Your task is to give the number of lines in the listing that include "Settings", and nothing else.

* _Data records_
########################################

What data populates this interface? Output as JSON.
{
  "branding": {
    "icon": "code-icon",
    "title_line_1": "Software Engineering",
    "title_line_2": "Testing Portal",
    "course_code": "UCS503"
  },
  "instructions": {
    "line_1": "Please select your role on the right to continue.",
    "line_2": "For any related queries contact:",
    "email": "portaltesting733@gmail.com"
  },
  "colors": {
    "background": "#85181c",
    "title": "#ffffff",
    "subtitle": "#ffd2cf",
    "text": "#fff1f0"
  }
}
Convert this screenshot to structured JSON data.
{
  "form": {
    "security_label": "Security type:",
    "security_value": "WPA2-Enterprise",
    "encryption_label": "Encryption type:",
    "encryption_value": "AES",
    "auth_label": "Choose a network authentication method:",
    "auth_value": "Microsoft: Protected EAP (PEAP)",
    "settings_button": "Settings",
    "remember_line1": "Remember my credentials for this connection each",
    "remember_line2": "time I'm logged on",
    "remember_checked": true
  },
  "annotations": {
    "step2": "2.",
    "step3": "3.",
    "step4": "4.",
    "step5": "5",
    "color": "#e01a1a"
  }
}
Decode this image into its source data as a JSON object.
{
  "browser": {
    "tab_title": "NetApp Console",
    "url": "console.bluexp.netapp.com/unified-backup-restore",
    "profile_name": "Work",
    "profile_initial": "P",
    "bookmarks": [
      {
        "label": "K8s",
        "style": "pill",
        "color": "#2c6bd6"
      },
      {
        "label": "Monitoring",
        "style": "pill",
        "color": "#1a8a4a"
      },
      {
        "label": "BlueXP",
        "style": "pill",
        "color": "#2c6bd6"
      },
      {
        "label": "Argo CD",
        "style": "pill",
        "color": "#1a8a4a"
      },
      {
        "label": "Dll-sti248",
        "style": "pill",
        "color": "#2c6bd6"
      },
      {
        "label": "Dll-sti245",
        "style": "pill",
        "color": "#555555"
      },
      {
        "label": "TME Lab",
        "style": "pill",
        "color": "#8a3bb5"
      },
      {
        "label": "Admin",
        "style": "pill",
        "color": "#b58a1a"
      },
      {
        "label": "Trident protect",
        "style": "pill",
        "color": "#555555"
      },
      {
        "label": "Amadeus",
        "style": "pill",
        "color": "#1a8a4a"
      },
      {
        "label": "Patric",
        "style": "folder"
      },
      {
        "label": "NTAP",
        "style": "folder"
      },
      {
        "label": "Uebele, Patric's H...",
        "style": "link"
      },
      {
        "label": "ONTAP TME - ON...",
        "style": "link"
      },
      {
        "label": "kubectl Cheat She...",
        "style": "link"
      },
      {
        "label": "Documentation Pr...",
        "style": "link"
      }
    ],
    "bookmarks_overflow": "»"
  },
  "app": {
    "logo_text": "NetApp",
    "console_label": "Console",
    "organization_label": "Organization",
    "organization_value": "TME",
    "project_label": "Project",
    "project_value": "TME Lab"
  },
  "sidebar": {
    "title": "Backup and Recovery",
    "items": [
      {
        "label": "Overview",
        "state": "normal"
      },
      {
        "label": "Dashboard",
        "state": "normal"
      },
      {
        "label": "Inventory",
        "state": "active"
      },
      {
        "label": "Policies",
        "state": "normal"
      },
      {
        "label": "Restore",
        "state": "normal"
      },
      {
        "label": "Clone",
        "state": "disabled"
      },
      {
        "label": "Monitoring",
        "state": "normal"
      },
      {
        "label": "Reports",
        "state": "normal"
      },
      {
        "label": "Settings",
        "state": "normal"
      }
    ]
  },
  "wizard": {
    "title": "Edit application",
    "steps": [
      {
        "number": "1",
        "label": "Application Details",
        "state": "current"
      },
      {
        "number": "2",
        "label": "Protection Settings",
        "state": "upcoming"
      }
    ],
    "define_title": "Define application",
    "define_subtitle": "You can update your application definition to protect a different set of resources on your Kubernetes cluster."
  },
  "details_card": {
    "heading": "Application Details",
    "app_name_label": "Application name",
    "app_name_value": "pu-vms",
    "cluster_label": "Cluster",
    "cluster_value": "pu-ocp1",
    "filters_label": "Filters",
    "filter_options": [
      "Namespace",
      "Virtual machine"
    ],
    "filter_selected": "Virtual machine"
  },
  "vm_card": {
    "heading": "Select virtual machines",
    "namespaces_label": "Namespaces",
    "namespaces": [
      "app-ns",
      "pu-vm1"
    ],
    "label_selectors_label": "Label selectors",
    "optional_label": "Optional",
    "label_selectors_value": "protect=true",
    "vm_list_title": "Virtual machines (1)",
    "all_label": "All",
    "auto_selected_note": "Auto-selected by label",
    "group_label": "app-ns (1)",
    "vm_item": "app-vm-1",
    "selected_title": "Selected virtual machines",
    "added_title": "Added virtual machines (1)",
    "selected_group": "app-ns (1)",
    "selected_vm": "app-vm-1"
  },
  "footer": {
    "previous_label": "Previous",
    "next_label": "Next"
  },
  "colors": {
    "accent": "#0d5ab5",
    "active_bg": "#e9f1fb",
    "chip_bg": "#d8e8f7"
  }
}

########################################

* _Right answer_
3